## SET EXERCISE
Output the data below in full, character for character.

[Records from a collection]
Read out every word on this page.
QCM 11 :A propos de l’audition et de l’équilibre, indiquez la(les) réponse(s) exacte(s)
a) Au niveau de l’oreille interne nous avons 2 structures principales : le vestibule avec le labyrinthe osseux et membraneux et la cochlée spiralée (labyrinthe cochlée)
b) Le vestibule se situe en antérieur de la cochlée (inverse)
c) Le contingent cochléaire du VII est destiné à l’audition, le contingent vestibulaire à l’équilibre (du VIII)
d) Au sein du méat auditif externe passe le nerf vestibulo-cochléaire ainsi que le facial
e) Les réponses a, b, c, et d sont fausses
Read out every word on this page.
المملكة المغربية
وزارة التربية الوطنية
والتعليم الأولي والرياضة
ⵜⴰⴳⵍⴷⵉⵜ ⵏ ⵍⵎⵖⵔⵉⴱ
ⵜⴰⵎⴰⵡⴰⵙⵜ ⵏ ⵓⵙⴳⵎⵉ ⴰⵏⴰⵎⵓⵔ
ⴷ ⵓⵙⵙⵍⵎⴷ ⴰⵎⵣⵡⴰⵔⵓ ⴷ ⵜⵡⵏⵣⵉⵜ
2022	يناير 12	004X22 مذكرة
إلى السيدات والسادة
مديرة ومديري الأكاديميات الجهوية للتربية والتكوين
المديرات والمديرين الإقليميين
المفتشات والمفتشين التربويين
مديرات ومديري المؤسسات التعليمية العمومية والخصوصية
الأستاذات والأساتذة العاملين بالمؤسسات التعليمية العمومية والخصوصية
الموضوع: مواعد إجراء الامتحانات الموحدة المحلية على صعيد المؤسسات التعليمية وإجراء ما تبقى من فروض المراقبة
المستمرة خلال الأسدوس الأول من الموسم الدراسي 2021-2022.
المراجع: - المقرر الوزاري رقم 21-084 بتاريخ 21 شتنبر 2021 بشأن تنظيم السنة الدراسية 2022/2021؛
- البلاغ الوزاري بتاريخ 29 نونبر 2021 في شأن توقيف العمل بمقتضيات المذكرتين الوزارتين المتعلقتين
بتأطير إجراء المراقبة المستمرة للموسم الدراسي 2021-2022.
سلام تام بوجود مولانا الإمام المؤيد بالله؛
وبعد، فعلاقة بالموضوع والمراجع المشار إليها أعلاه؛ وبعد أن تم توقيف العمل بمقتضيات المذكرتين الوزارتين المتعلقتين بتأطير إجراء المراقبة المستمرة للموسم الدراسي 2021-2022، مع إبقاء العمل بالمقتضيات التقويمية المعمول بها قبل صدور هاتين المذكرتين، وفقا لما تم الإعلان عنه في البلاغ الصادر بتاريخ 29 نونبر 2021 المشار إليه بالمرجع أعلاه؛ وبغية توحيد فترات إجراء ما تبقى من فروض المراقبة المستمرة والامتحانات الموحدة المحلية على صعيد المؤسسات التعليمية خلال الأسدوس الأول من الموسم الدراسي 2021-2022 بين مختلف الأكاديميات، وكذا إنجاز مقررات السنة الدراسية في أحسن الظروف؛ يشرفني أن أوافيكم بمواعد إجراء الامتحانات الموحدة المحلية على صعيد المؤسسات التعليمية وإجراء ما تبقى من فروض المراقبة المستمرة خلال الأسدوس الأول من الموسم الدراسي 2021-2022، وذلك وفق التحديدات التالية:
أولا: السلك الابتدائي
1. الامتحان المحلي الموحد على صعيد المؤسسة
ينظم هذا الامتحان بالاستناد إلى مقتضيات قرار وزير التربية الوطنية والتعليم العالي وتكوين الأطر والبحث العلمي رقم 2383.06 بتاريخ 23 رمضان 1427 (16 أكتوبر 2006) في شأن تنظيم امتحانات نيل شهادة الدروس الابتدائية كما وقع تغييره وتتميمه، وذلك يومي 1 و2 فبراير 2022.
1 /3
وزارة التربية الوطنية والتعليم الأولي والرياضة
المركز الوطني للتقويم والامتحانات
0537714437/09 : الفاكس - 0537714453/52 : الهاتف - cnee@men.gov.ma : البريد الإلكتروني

## SOLUTION TO THE PROBLEM
Read out every word on this page.
QCM 11 :A propos de l’audition et de l’équilibre, indiquez la(les) réponse(s) exacte(s)
a) Au niveau de l’oreille interne nous avons 2 structures principales : le vestibule avec le labyrinthe osseux et membraneux et la cochlée spiralée (labyrinthe cochlée)
b) Le vestibule se situe en antérieur de la cochlée (inverse)
c) Le contingent cochléaire du VII est destiné à l’audition, le contingent vestibulaire à l’équilibre (du VIII)
d) Au sein du méat auditif externe passe le nerf vestibulo-cochléaire ainsi que le facial
e) Les réponses a, b, c, et d sont fausses
Read out every word on this page.
المملكة المغربية
وزارة التربية الوطنية
والتعليم الأولي والرياضة
ⵜⴰⴳⵍⴷⵉⵜ ⵏ ⵍⵎⵖⵔⵉⴱ
ⵜⴰⵎⴰⵡⴰⵙⵜ ⵏ ⵓⵙⴳⵎⵉ ⴰⵏⴰⵎⵓⵔ
ⴷ ⵓⵙⵙⵍⵎⴷ ⴰⵎⵣⵡⴰⵔⵓ ⴷ ⵜⵡⵏⵣⵉⵜ
2022	يناير 12	004X22 مذكرة
إلى السيدات والسادة
مديرة ومديري الأكاديميات الجهوية للتربية والتكوين
المديرات والمديرين الإقليميين
المفتشات والمفتشين التربويين
مديرات ومديري المؤسسات التعليمية العمومية والخصوصية
الأستاذات والأساتذة العاملين بالمؤسسات التعليمية العمومية والخصوصية
الموضوع: مواعد إجراء الامتحانات الموحدة المحلية على صعيد المؤسسات التعليمية وإجراء ما تبقى من فروض المراقبة
المستمرة خلال الأسدوس الأول من الموسم الدراسي 2021-2022.
المراجع: - المقرر الوزاري رقم 21-084 بتاريخ 21 شتنبر 2021 بشأن تنظيم السنة الدراسية 2022/2021؛
- البلاغ الوزاري بتاريخ 29 نونبر 2021 في شأن توقيف العمل بمقتضيات المذكرتين الوزارتين المتعلقتين
بتأطير إجراء المراقبة المستمرة للموسم الدراسي 2021-2022.
سلام تام بوجود مولانا الإمام المؤيد بالله؛
وبعد، فعلاقة بالموضوع والمراجع المشار إليها أعلاه؛ وبعد أن تم توقيف العمل بمقتضيات المذكرتين الوزارتين المتعلقتين بتأطير إجراء المراقبة المستمرة للموسم الدراسي 2021-2022، مع إبقاء العمل بالمقتضيات التقويمية المعمول بها قبل صدور هاتين المذكرتين، وفقا لما تم الإعلان عنه في البلاغ الصادر بتاريخ 29 نونبر 2021 المشار إليه بالمرجع أعلاه؛ وبغية توحيد فترات إجراء ما تبقى من فروض المراقبة المستمرة والامتحانات الموحدة المحلية على صعيد المؤسسات التعليمية خلال الأسدوس الأول من الموسم الدراسي 2021-2022 بين مختلف الأكاديميات، وكذا إنجاز مقررات السنة الدراسية في أحسن الظروف؛ يشرفني أن أوافيكم بمواعد إجراء الامتحانات الموحدة المحلية على صعيد المؤسسات التعليمية وإجراء ما تبقى من فروض المراقبة المستمرة خلال الأسدوس الأول من الموسم الدراسي 2021-2022، وذلك وفق التحديدات التالية:
أولا: السلك الابتدائي
1. الامتحان المحلي الموحد على صعيد المؤسسة
ينظم هذا الامتحان بالاستناد إلى مقتضيات قرار وزير التربية الوطنية والتعليم العالي وتكوين الأطر والبحث العلمي رقم 2383.06 بتاريخ 23 رمضان 1427 (16 أكتوبر 2006) في شأن تنظيم امتحانات نيل شهادة الدروس الابتدائية كما وقع تغييره وتتميمه، وذلك يومي 1 و2 فبراير 2022.
1 /3
وزارة التربية الوطنية والتعليم الأولي والرياضة
المركز الوطني للتقويم والامتحانات
0537714437/09 : الفاكس - 0537714453/52 : الهاتف - cnee@men.gov.ma : البريد الإلكتروني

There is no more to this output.